◆ **Task statement**
Output each entry verbatim and exclude every picture from it.
--- Data to use ---
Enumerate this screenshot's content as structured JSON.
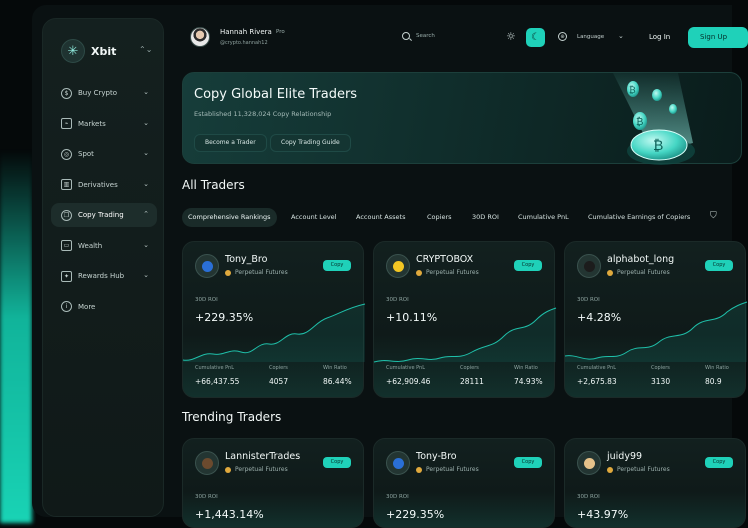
{
  "brand": {
    "name": "Xbit"
  },
  "sidebar": {
    "items": [
      {
        "label": "Buy Crypto",
        "icon": "dollar-coin-icon",
        "glyph": "$",
        "active": false
      },
      {
        "label": "Markets",
        "icon": "markets-chart-icon",
        "glyph": "⌁",
        "active": false
      },
      {
        "label": "Spot",
        "icon": "spot-target-icon",
        "glyph": "◎",
        "active": false
      },
      {
        "label": "Derivatives",
        "icon": "derivatives-bars-icon",
        "glyph": "▥",
        "active": false
      },
      {
        "label": "Copy Trading",
        "icon": "copy-trading-icon",
        "glyph": "❐",
        "active": true
      },
      {
        "label": "Wealth",
        "icon": "wallet-icon",
        "glyph": "▭",
        "active": false
      },
      {
        "label": "Rewards Hub",
        "icon": "gift-icon",
        "glyph": "✦",
        "active": false
      },
      {
        "label": "More",
        "icon": "info-icon",
        "glyph": "i",
        "active": false
      }
    ]
  },
  "header": {
    "user_name": "Hannah Rivera",
    "user_badge": "Pro",
    "user_handle": "@crypto.hannah12",
    "search_label": "Search",
    "language_label": "Language",
    "login_label": "Log In",
    "signup_label": "Sign Up"
  },
  "banner": {
    "title": "Copy Global Elite Traders",
    "subtitle": "Established 11,328,024 Copy Relationship",
    "btn_become": "Become a Trader",
    "btn_guide": "Copy Trading Guide"
  },
  "sections": {
    "all_traders": "All Traders",
    "trending_traders": "Trending Traders"
  },
  "tabs": [
    "Comprehensive Rankings",
    "Account Level",
    "Account Assets",
    "Copiers",
    "30D ROI",
    "Cumulative PnL",
    "Cumulative Earnings of Copiers"
  ],
  "card_labels": {
    "tag": "Perpetual Futures",
    "copy": "Copy",
    "roi_label": "30D ROI",
    "pnl_label": "Cumulative PnL",
    "copiers_label": "Copiers",
    "winratio_label": "Win Ratio"
  },
  "all_traders": [
    {
      "name": "Tony_Bro",
      "roi": "+229.35%",
      "pnl": "+66,437.55",
      "copiers": "4057",
      "win": "86.44%",
      "avatar_color": "#2a6fd6"
    },
    {
      "name": "CRYPTOBOX",
      "roi": "+10.11%",
      "pnl": "+62,909.46",
      "copiers": "28111",
      "win": "74.93%",
      "avatar_color": "#f3c623"
    },
    {
      "name": "alphabot_long",
      "roi": "+4.28%",
      "pnl": "+2,675.83",
      "copiers": "3130",
      "win": "80.9",
      "avatar_color": "#1c1c1c"
    }
  ],
  "trending_traders": [
    {
      "name": "LannisterTrades",
      "roi": "+1,443.14%",
      "avatar_color": "#6b4a2e"
    },
    {
      "name": "Tony-Bro",
      "roi": "+229.35%",
      "avatar_color": "#2a6fd6"
    },
    {
      "name": "juidy99",
      "roi": "+43.97%",
      "avatar_color": "#e6c28a"
    }
  ]
}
---
◆ **Solution to the problem**
Enumerate this screenshot's content as structured JSON.
{
  "brand": {
    "name": "Xbit"
  },
  "sidebar": {
    "items": [
      {
        "label": "Buy Crypto",
        "icon": "dollar-coin-icon",
        "glyph": "$",
        "active": false
      },
      {
        "label": "Markets",
        "icon": "markets-chart-icon",
        "glyph": "⌁",
        "active": false
      },
      {
        "label": "Spot",
        "icon": "spot-target-icon",
        "glyph": "◎",
        "active": false
      },
      {
        "label": "Derivatives",
        "icon": "derivatives-bars-icon",
        "glyph": "▥",
        "active": false
      },
      {
        "label": "Copy Trading",
        "icon": "copy-trading-icon",
        "glyph": "❐",
        "active": true
      },
      {
        "label": "Wealth",
        "icon": "wallet-icon",
        "glyph": "▭",
        "active": false
      },
      {
        "label": "Rewards Hub",
        "icon": "gift-icon",
        "glyph": "✦",
        "active": false
      },
      {
        "label": "More",
        "icon": "info-icon",
        "glyph": "i",
        "active": false
      }
    ]
  },
  "header": {
    "user_name": "Hannah Rivera",
    "user_badge": "Pro",
    "user_handle": "@crypto.hannah12",
    "search_label": "Search",
    "language_label": "Language",
    "login_label": "Log In",
    "signup_label": "Sign Up"
  },
  "banner": {
    "title": "Copy Global Elite Traders",
    "subtitle": "Established 11,328,024 Copy Relationship",
    "btn_become": "Become a Trader",
    "btn_guide": "Copy Trading Guide"
  },
  "sections": {
    "all_traders": "All Traders",
    "trending_traders": "Trending Traders"
  },
  "tabs": [
    "Comprehensive Rankings",
    "Account Level",
    "Account Assets",
    "Copiers",
    "30D ROI",
    "Cumulative PnL",
    "Cumulative Earnings of Copiers"
  ],
  "card_labels": {
    "tag": "Perpetual Futures",
    "copy": "Copy",
    "roi_label": "30D ROI",
    "pnl_label": "Cumulative PnL",
    "copiers_label": "Copiers",
    "winratio_label": "Win Ratio"
  },
  "all_traders": [
    {
      "name": "Tony_Bro",
      "roi": "+229.35%",
      "pnl": "+66,437.55",
      "copiers": "4057",
      "win": "86.44%",
      "avatar_color": "#2a6fd6"
    },
    {
      "name": "CRYPTOBOX",
      "roi": "+10.11%",
      "pnl": "+62,909.46",
      "copiers": "28111",
      "win": "74.93%",
      "avatar_color": "#f3c623"
    },
    {
      "name": "alphabot_long",
      "roi": "+4.28%",
      "pnl": "+2,675.83",
      "copiers": "3130",
      "win": "80.9",
      "avatar_color": "#1c1c1c"
    }
  ],
  "trending_traders": [
    {
      "name": "LannisterTrades",
      "roi": "+1,443.14%",
      "avatar_color": "#6b4a2e"
    },
    {
      "name": "Tony-Bro",
      "roi": "+229.35%",
      "avatar_color": "#2a6fd6"
    },
    {
      "name": "juidy99",
      "roi": "+43.97%",
      "avatar_color": "#e6c28a"
    }
  ]
}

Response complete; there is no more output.